→ Prompt:
Find and copy lines holding "لرستان".

→ Entries shown:
================================

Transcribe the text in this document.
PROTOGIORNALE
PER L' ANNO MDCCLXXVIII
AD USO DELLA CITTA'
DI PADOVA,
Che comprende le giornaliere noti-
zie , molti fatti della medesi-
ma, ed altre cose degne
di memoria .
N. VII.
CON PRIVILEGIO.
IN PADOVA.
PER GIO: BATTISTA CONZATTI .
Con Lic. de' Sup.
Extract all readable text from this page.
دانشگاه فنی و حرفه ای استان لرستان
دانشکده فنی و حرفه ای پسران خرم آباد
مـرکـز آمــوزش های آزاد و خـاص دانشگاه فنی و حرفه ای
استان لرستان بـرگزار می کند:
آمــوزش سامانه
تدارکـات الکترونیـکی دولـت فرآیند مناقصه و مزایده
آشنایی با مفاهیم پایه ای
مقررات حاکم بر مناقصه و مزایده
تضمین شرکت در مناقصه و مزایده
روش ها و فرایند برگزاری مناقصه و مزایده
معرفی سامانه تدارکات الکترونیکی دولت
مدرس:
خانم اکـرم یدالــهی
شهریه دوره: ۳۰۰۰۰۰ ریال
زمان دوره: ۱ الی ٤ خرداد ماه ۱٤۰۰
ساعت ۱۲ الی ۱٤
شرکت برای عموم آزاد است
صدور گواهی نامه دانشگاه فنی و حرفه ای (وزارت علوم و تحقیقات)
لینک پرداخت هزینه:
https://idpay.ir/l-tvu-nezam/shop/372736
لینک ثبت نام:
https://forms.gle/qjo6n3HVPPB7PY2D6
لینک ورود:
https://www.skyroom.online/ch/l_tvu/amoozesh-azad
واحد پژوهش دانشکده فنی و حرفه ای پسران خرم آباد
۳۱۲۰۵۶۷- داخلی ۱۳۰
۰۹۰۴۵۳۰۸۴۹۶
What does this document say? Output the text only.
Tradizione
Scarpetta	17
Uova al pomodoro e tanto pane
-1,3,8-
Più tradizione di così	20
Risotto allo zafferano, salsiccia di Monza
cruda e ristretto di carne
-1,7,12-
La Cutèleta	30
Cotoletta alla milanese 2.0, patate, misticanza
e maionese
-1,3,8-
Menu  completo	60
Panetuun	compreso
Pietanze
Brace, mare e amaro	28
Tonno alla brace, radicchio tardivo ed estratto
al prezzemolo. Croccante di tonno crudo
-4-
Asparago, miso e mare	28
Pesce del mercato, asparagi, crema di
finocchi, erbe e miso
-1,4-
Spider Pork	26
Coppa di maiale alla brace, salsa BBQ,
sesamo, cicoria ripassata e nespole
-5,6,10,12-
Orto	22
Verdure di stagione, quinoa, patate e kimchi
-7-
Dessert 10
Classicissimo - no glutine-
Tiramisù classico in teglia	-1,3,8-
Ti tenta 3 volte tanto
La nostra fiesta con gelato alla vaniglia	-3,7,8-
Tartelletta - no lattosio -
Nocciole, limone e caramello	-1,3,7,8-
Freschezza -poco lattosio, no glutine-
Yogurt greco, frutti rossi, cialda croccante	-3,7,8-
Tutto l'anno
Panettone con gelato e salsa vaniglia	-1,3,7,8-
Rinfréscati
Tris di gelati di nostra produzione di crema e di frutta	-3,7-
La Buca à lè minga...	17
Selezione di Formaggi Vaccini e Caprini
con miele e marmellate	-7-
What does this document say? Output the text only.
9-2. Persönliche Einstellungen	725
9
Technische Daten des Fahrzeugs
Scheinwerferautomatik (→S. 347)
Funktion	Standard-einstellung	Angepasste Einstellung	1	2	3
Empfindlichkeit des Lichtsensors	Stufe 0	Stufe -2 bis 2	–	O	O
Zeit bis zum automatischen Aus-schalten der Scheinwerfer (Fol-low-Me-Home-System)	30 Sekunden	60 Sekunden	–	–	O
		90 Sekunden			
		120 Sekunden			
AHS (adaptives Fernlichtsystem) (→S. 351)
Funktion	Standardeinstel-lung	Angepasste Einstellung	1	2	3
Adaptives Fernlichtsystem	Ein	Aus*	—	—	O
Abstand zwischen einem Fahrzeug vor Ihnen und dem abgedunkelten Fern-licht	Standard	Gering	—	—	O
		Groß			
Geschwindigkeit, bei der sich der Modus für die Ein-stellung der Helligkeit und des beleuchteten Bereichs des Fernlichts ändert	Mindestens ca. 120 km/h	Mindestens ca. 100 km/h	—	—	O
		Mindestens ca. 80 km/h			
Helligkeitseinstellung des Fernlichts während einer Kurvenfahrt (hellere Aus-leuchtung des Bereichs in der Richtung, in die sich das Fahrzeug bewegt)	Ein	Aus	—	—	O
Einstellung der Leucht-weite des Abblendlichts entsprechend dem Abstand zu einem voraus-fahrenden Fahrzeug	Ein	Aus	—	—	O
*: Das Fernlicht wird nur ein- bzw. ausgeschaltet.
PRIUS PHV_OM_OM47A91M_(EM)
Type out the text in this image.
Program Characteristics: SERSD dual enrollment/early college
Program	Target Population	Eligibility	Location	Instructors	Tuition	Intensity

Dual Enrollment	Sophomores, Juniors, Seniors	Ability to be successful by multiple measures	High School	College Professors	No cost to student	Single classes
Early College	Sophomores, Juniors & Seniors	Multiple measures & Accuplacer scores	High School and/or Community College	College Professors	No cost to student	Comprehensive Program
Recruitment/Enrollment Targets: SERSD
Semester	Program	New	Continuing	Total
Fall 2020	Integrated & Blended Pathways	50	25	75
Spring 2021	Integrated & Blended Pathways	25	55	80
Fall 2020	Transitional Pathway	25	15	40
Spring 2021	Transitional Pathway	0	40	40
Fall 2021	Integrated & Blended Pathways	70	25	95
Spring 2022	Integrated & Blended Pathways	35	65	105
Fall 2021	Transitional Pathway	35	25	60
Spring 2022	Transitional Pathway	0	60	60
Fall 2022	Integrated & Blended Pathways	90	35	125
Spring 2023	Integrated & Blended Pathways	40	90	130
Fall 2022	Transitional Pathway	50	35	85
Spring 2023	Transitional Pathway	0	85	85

================================

→ Full output:
دانشگاه فنی و حرفه ای استان لرستان
استان لرستان بـرگزار می کند:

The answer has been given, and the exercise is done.